WHAT TO PRODUCE — Across all the lines below, how many contain the string "screenshot"? Please reply with the number only.

TASK INPUTS —
****************************************

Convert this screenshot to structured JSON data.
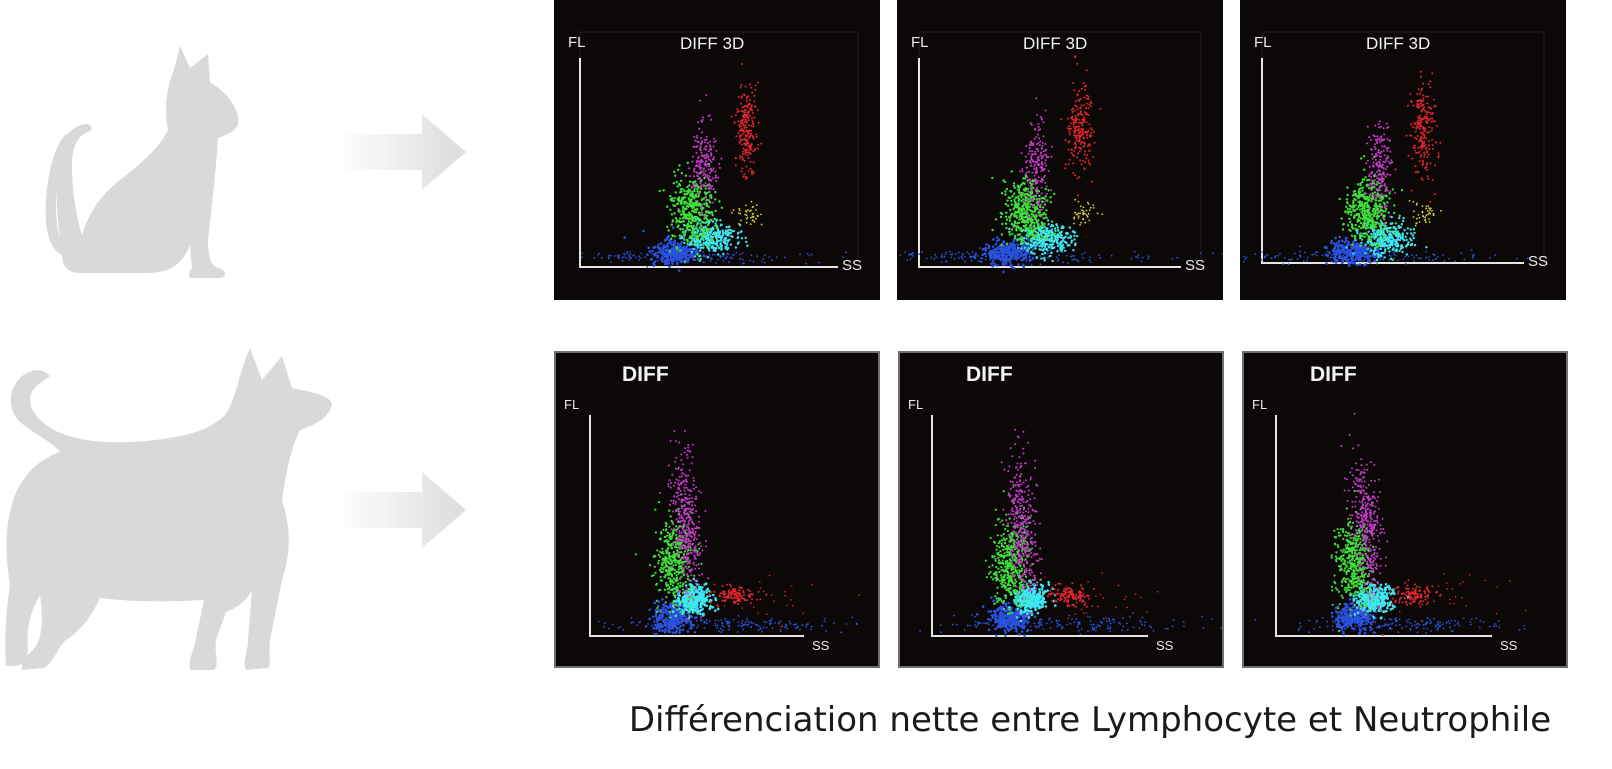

****************************************

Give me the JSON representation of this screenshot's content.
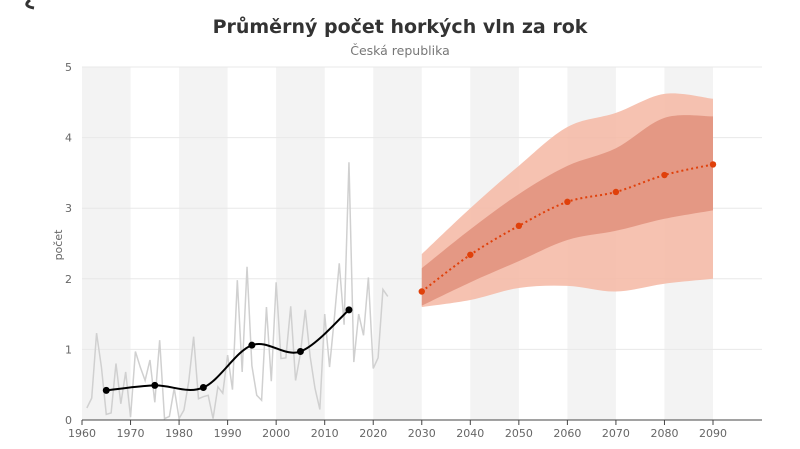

****************************************

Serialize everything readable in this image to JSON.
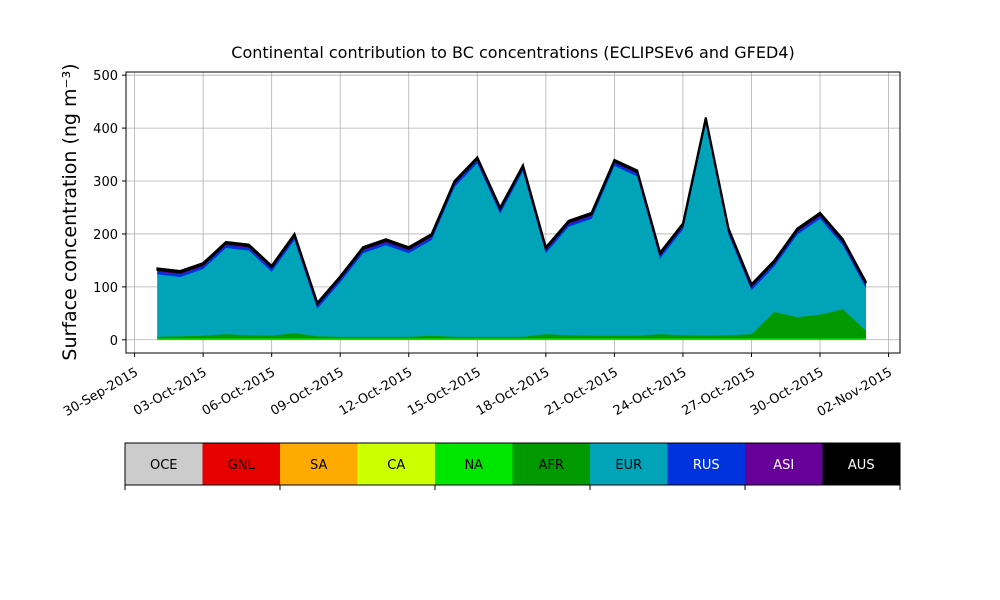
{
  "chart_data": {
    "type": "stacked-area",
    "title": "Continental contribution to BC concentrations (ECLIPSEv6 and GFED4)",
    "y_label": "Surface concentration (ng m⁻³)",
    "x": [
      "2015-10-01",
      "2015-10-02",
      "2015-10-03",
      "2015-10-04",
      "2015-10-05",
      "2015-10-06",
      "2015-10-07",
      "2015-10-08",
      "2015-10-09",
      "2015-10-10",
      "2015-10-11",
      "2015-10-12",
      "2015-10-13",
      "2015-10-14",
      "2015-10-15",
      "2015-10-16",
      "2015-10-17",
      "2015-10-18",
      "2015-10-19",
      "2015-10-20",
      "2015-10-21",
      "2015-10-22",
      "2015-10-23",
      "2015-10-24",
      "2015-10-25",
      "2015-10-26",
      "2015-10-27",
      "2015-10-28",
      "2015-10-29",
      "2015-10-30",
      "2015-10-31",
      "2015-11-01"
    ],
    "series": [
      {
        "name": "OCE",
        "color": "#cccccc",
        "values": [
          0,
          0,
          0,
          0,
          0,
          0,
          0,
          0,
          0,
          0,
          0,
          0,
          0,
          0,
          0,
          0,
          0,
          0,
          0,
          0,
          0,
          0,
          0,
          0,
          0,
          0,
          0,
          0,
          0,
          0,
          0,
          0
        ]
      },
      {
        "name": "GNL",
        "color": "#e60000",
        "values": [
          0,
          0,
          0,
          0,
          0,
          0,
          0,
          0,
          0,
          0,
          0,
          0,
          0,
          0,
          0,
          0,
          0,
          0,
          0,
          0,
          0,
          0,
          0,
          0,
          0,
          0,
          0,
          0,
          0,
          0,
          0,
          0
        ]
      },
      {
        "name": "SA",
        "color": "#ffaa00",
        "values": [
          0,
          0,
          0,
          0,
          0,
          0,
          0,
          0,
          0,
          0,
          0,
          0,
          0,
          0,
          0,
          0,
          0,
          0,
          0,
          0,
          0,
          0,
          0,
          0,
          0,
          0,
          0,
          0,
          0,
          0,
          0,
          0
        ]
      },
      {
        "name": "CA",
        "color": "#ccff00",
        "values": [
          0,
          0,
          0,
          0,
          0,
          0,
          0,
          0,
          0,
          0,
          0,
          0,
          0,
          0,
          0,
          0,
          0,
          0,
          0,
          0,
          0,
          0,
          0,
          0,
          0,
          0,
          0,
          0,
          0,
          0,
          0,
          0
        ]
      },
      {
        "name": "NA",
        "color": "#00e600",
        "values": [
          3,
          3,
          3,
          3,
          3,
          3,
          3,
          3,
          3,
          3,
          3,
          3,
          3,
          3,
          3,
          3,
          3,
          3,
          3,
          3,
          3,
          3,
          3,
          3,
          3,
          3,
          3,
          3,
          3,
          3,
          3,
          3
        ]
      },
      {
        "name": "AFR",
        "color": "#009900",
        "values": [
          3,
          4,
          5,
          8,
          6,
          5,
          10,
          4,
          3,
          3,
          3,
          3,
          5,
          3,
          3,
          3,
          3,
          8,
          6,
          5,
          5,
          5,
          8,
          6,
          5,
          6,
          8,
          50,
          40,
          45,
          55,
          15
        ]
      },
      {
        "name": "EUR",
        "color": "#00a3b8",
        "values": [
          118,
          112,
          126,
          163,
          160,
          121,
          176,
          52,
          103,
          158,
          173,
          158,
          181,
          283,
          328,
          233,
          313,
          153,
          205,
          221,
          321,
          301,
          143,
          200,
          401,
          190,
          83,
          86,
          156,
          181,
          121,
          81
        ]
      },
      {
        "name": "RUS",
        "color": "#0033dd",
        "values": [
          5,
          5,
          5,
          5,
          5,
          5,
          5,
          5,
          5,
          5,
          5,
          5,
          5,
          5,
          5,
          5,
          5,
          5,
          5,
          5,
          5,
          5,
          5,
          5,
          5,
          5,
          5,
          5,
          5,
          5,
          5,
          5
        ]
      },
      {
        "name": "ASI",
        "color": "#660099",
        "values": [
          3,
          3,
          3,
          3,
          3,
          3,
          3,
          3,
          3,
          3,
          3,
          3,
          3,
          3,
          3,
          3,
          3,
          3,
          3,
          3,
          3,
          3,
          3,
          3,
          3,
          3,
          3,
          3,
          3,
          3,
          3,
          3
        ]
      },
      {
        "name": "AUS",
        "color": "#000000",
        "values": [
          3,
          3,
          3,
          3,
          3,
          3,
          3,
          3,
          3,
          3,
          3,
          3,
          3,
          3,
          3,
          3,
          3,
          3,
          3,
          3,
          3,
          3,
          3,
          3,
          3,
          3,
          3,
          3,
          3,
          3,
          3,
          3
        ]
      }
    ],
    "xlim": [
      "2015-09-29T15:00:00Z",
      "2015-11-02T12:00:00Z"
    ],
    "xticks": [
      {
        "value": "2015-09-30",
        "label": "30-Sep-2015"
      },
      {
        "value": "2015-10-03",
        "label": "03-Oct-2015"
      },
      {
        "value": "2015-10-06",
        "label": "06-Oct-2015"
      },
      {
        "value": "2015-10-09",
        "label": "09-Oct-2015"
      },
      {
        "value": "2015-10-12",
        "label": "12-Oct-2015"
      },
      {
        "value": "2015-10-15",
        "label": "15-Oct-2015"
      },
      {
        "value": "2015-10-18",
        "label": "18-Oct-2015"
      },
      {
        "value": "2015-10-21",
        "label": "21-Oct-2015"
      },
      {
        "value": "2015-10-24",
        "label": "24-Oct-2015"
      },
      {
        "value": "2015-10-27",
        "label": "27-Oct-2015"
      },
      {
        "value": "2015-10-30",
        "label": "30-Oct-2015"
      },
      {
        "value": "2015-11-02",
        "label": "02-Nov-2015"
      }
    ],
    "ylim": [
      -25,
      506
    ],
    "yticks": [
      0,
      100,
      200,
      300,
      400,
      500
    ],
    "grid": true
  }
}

****************************************

FULL SOLUTION — 2